[start Stored records]

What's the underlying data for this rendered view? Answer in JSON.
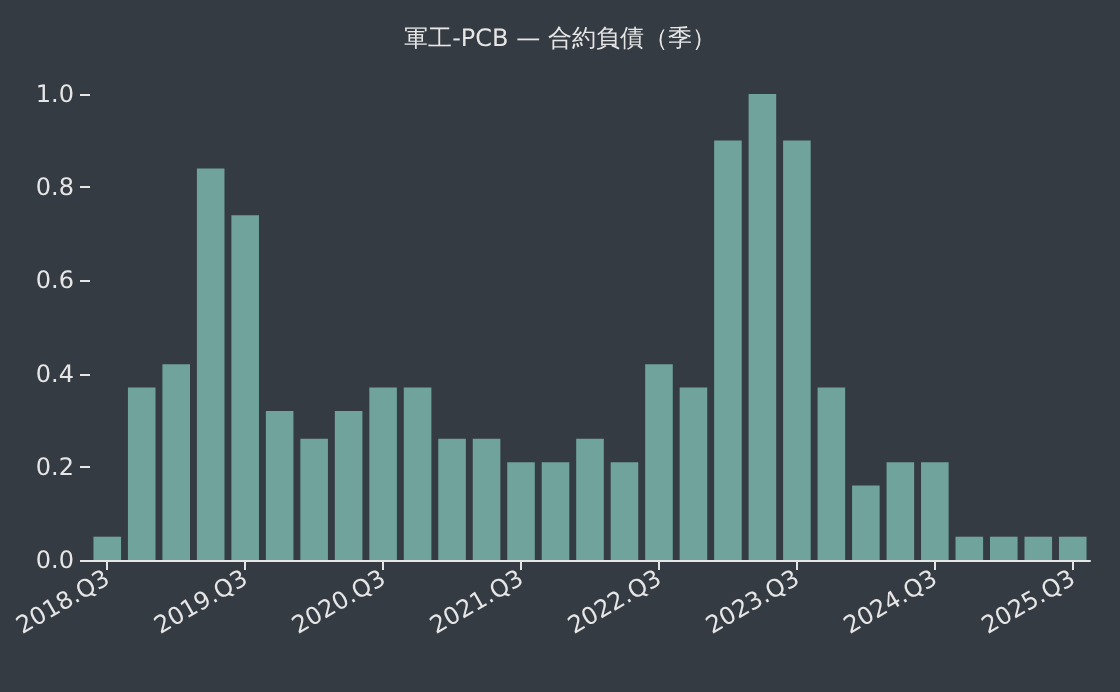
{
  "chart_data": {
    "type": "bar",
    "title": "軍工-PCB — 合約負債（季）",
    "categories": [
      "2018.Q3",
      null,
      null,
      null,
      "2019.Q3",
      null,
      null,
      null,
      "2020.Q3",
      null,
      null,
      null,
      "2021.Q3",
      null,
      null,
      null,
      "2022.Q3",
      null,
      null,
      null,
      "2023.Q3",
      null,
      null,
      null,
      "2024.Q3",
      null,
      null,
      null,
      "2025.Q3"
    ],
    "values": [
      0.05,
      0.37,
      0.42,
      0.84,
      0.74,
      0.32,
      0.26,
      0.32,
      0.37,
      0.37,
      0.26,
      0.26,
      0.21,
      0.21,
      0.26,
      0.21,
      0.42,
      0.37,
      0.9,
      1.0,
      0.9,
      0.37,
      0.16,
      0.21,
      0.21,
      0.05,
      0.05,
      0.05,
      0.05
    ],
    "color": "#6fa39c",
    "ylim": [
      0,
      1
    ],
    "yticks": [
      {
        "value": 0,
        "label": "0.0"
      },
      {
        "value": 0.2,
        "label": "0.2"
      },
      {
        "value": 0.4,
        "label": "0.4"
      },
      {
        "value": 0.6,
        "label": "0.6"
      },
      {
        "value": 0.8,
        "label": "0.8"
      },
      {
        "value": 1,
        "label": "1.0"
      }
    ],
    "grid": false
  }
}
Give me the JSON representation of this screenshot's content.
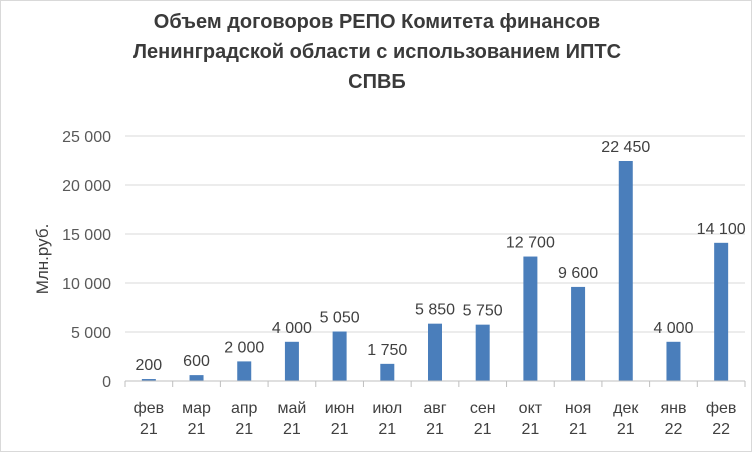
{
  "chart_data": {
    "type": "bar",
    "title_lines": [
      "Объем  договоров РЕПО Комитета финансов",
      "Ленинградской области с использованием ИПТС",
      "СПВБ"
    ],
    "ylabel": "Млн.руб.",
    "xlabel": "",
    "ylim": [
      0,
      25000
    ],
    "yticks": [
      {
        "value": 0,
        "label": "0"
      },
      {
        "value": 5000,
        "label": "5 000"
      },
      {
        "value": 10000,
        "label": "10 000"
      },
      {
        "value": 15000,
        "label": "15 000"
      },
      {
        "value": 20000,
        "label": "20 000"
      },
      {
        "value": 25000,
        "label": "25 000"
      }
    ],
    "grid": true,
    "legend": "none",
    "bar_color": "#4a7ebb",
    "categories": [
      [
        "фев",
        "21"
      ],
      [
        "мар",
        "21"
      ],
      [
        "апр",
        "21"
      ],
      [
        "май",
        "21"
      ],
      [
        "июн",
        "21"
      ],
      [
        "июл",
        "21"
      ],
      [
        "авг",
        "21"
      ],
      [
        "сен",
        "21"
      ],
      [
        "окт",
        "21"
      ],
      [
        "ноя",
        "21"
      ],
      [
        "дек",
        "21"
      ],
      [
        "янв",
        "22"
      ],
      [
        "фев",
        "22"
      ]
    ],
    "values": [
      200,
      600,
      2000,
      4000,
      5050,
      1750,
      5850,
      5750,
      12700,
      9600,
      22450,
      4000,
      14100
    ],
    "data_labels": [
      "200",
      "600",
      "2 000",
      "4 000",
      "5 050",
      "1 750",
      "5 850",
      "5 750",
      "12 700",
      "9 600",
      "22 450",
      "4 000",
      "14 100"
    ]
  }
}
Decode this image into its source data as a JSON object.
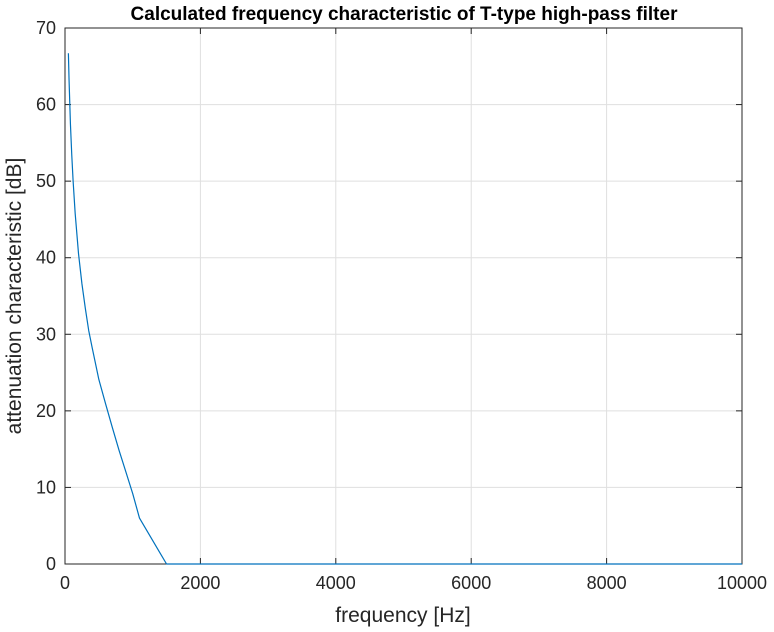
{
  "chart_data": {
    "type": "line",
    "title": "Calculated frequency characteristic of T-type high-pass filter",
    "xlabel": "frequency [Hz]",
    "ylabel": "attenuation characteristic [dB]",
    "xlim": [
      0,
      10000
    ],
    "ylim": [
      0,
      70
    ],
    "xticks": [
      0,
      2000,
      4000,
      6000,
      8000,
      10000
    ],
    "xtick_labels": [
      "0",
      "2000",
      "4000",
      "6000",
      "8000",
      "10000"
    ],
    "yticks": [
      0,
      10,
      20,
      30,
      40,
      50,
      60,
      70
    ],
    "ytick_labels": [
      "0",
      "10",
      "20",
      "30",
      "40",
      "50",
      "60",
      "70"
    ],
    "grid": true,
    "line_color": "#0072BD",
    "series": [
      {
        "x": [
          50,
          60,
          80,
          100,
          120,
          150,
          200,
          250,
          300,
          350,
          400,
          500,
          600,
          700,
          800,
          900,
          1000,
          1100,
          1200,
          1300,
          1400,
          1500,
          2000,
          3000,
          4000,
          5000,
          6000,
          7000,
          8000,
          9000,
          10000
        ],
        "y": [
          66.7,
          63.2,
          57.5,
          53.4,
          50.0,
          45.8,
          40.5,
          36.6,
          33.4,
          30.5,
          28.3,
          24.1,
          20.9,
          17.8,
          14.8,
          12.0,
          9.2,
          6.0,
          4.5,
          3.0,
          1.5,
          0,
          0,
          0,
          0,
          0,
          0,
          0,
          0,
          0,
          0
        ]
      }
    ]
  }
}
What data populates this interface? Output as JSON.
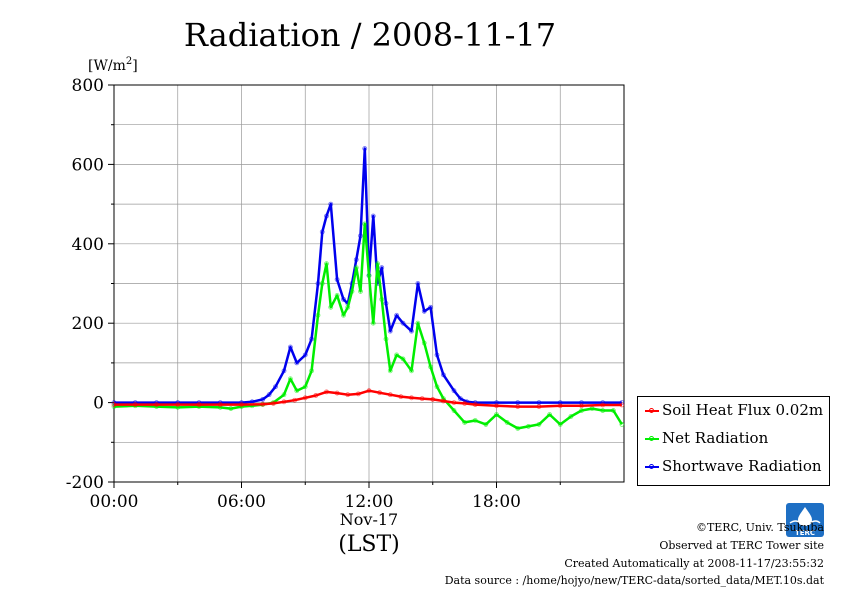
{
  "chart_data": {
    "type": "line",
    "title": "Radiation / 2008-11-17",
    "ylabel_unit": "[W/m",
    "ylabel_sup": "2",
    "ylabel_close": "]",
    "ylim": [
      -200,
      800
    ],
    "yticks": [
      -200,
      0,
      200,
      400,
      600,
      800
    ],
    "ytick_labels": [
      "-200",
      "0",
      "200",
      "400",
      "600",
      "800"
    ],
    "xlim": [
      0,
      24
    ],
    "xticks": [
      0,
      6,
      12,
      18
    ],
    "xtick_labels": [
      "00:00",
      "06:00",
      "12:00",
      "18:00"
    ],
    "xlabel_date": "Nov-17",
    "xlabel": "(LST)",
    "grid": true,
    "legend_position": "right-bottom",
    "series": [
      {
        "name": "Soil Heat Flux 0.02m",
        "color": "#ff0000",
        "x": [
          0,
          1,
          2,
          3,
          4,
          5,
          6,
          7,
          7.5,
          8,
          8.5,
          9,
          9.5,
          10,
          10.5,
          11,
          11.5,
          12,
          12.5,
          13,
          13.5,
          14,
          14.5,
          15,
          15.5,
          16,
          16.5,
          17,
          18,
          19,
          20,
          21,
          22,
          23,
          23.9
        ],
        "y": [
          -5,
          -5,
          -5,
          -5,
          -5,
          -5,
          -5,
          -4,
          -2,
          2,
          6,
          12,
          18,
          27,
          24,
          20,
          22,
          30,
          25,
          20,
          15,
          12,
          10,
          8,
          4,
          0,
          -2,
          -5,
          -8,
          -10,
          -10,
          -8,
          -8,
          -6,
          -6
        ]
      },
      {
        "name": "Net Radiation",
        "color": "#00ee00",
        "x": [
          0,
          1,
          2,
          3,
          4,
          5,
          5.5,
          6,
          6.5,
          7,
          7.5,
          8,
          8.3,
          8.6,
          9,
          9.3,
          9.6,
          9.8,
          10,
          10.2,
          10.5,
          10.8,
          11,
          11.2,
          11.4,
          11.6,
          11.8,
          12,
          12.2,
          12.4,
          12.6,
          12.8,
          13,
          13.3,
          13.6,
          14,
          14.3,
          14.6,
          14.9,
          15.2,
          15.5,
          16,
          16.5,
          17,
          17.5,
          18,
          18.5,
          19,
          19.5,
          20,
          20.5,
          21,
          21.5,
          22,
          22.5,
          23,
          23.5,
          23.9
        ],
        "y": [
          -10,
          -8,
          -10,
          -12,
          -10,
          -12,
          -15,
          -10,
          -8,
          -5,
          0,
          20,
          60,
          30,
          40,
          80,
          220,
          300,
          350,
          240,
          270,
          220,
          240,
          280,
          340,
          280,
          450,
          320,
          200,
          350,
          260,
          160,
          80,
          120,
          110,
          80,
          200,
          150,
          90,
          40,
          10,
          -20,
          -50,
          -45,
          -55,
          -30,
          -50,
          -65,
          -60,
          -55,
          -30,
          -55,
          -35,
          -20,
          -15,
          -20,
          -20,
          -55
        ]
      },
      {
        "name": "Shortwave Radiation",
        "color": "#0000ee",
        "x": [
          0,
          1,
          2,
          3,
          4,
          5,
          6,
          6.5,
          7,
          7.3,
          7.6,
          8,
          8.3,
          8.6,
          9,
          9.3,
          9.6,
          9.8,
          10,
          10.2,
          10.5,
          10.8,
          11,
          11.2,
          11.4,
          11.6,
          11.8,
          12,
          12.2,
          12.4,
          12.6,
          12.8,
          13,
          13.3,
          13.6,
          14,
          14.3,
          14.6,
          14.9,
          15.2,
          15.5,
          16,
          16.3,
          16.6,
          17,
          18,
          19,
          20,
          21,
          22,
          23,
          23.9
        ],
        "y": [
          0,
          0,
          0,
          0,
          0,
          0,
          0,
          2,
          8,
          20,
          40,
          80,
          140,
          100,
          120,
          160,
          300,
          430,
          470,
          500,
          310,
          260,
          250,
          300,
          360,
          420,
          640,
          320,
          470,
          300,
          340,
          250,
          180,
          220,
          200,
          180,
          300,
          230,
          240,
          120,
          70,
          30,
          10,
          2,
          0,
          0,
          0,
          0,
          0,
          0,
          0,
          0
        ]
      }
    ]
  },
  "footer": {
    "copyright": "©TERC, Univ. Tsukuba",
    "observed": "Observed at TERC Tower site",
    "created": "Created Automatically at 2008-11-17/23:55:32",
    "source": "Data source : /home/hojyo/new/TERC-data/sorted_data/MET.10s.dat",
    "logo_text": "TERC"
  }
}
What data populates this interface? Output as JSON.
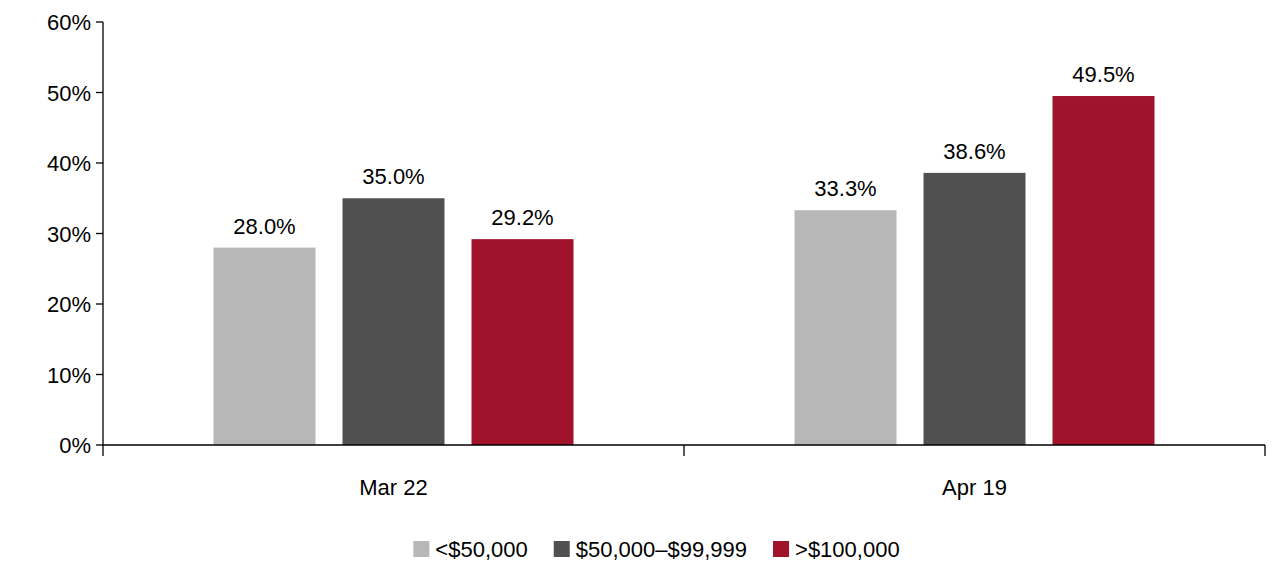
{
  "chart_data": {
    "type": "bar",
    "categories": [
      "Mar 22",
      "Apr 19"
    ],
    "series": [
      {
        "name": "<$50,000",
        "color": "#b7b7b7",
        "values": [
          28.0,
          33.3
        ],
        "value_labels": [
          "28.0%",
          "33.3%"
        ]
      },
      {
        "name": "$50,000–$99,999",
        "color": "#505050",
        "values": [
          35.0,
          38.6
        ],
        "value_labels": [
          "35.0%",
          "38.6%"
        ]
      },
      {
        "name": ">$100,000",
        "color": "#a0132a",
        "values": [
          29.2,
          49.5
        ],
        "value_labels": [
          "29.2%",
          "49.5%"
        ]
      }
    ],
    "ylim": [
      0,
      60
    ],
    "yticks": [
      {
        "value": 0,
        "label": "0%"
      },
      {
        "value": 10,
        "label": "10%"
      },
      {
        "value": 20,
        "label": "20%"
      },
      {
        "value": 30,
        "label": "30%"
      },
      {
        "value": 40,
        "label": "40%"
      },
      {
        "value": 50,
        "label": "50%"
      },
      {
        "value": 60,
        "label": "60%"
      }
    ],
    "grid": false,
    "legend": "bottom",
    "data_labels": true
  }
}
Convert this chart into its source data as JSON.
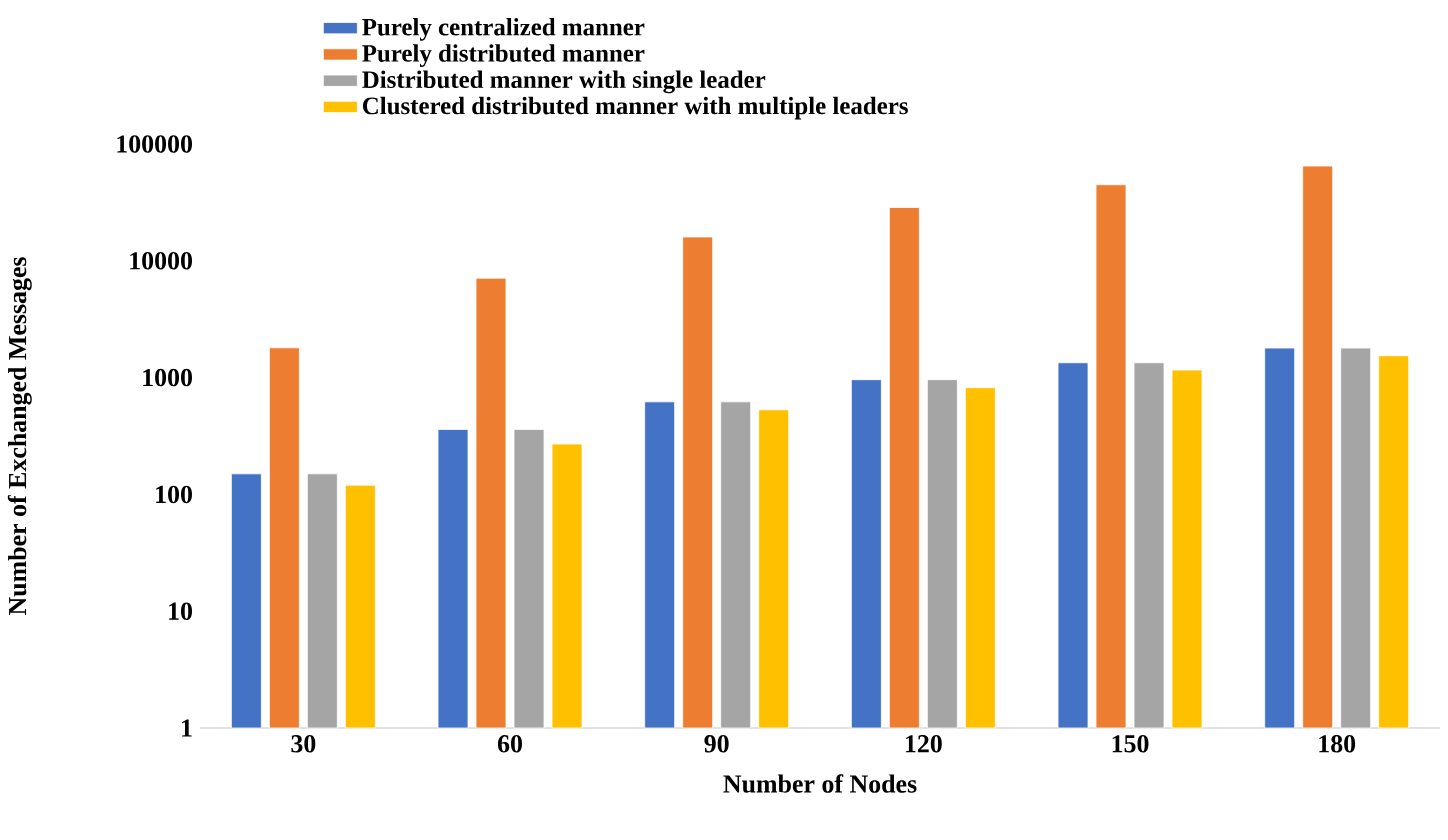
{
  "chart_data": {
    "type": "bar",
    "xlabel": "Number of Nodes",
    "ylabel": "Number of Exchanged Messages",
    "categories": [
      "30",
      "60",
      "90",
      "120",
      "150",
      "180"
    ],
    "log": "y",
    "ylim": [
      1,
      100000
    ],
    "yticks": [
      1,
      10,
      100,
      1000,
      10000,
      100000
    ],
    "legend": "top",
    "series": [
      {
        "name": "Purely centralized manner",
        "color": "#4472c4",
        "values": [
          150,
          360,
          620,
          960,
          1340,
          1790
        ]
      },
      {
        "name": "Purely distributed manner",
        "color": "#ed7d31",
        "values": [
          1800,
          7100,
          16000,
          28600,
          44800,
          64800
        ]
      },
      {
        "name": "Distributed manner with single leader",
        "color": "#a5a5a5",
        "values": [
          150,
          360,
          620,
          960,
          1340,
          1790
        ]
      },
      {
        "name": "Clustered distributed manner with multiple leaders",
        "color": "#ffc000",
        "values": [
          120,
          270,
          530,
          820,
          1160,
          1540
        ]
      }
    ]
  }
}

[end Stored records]

Calculate how many lines of the material include the string "Radiation", and state that number by itself.

Reply to the exercise: 3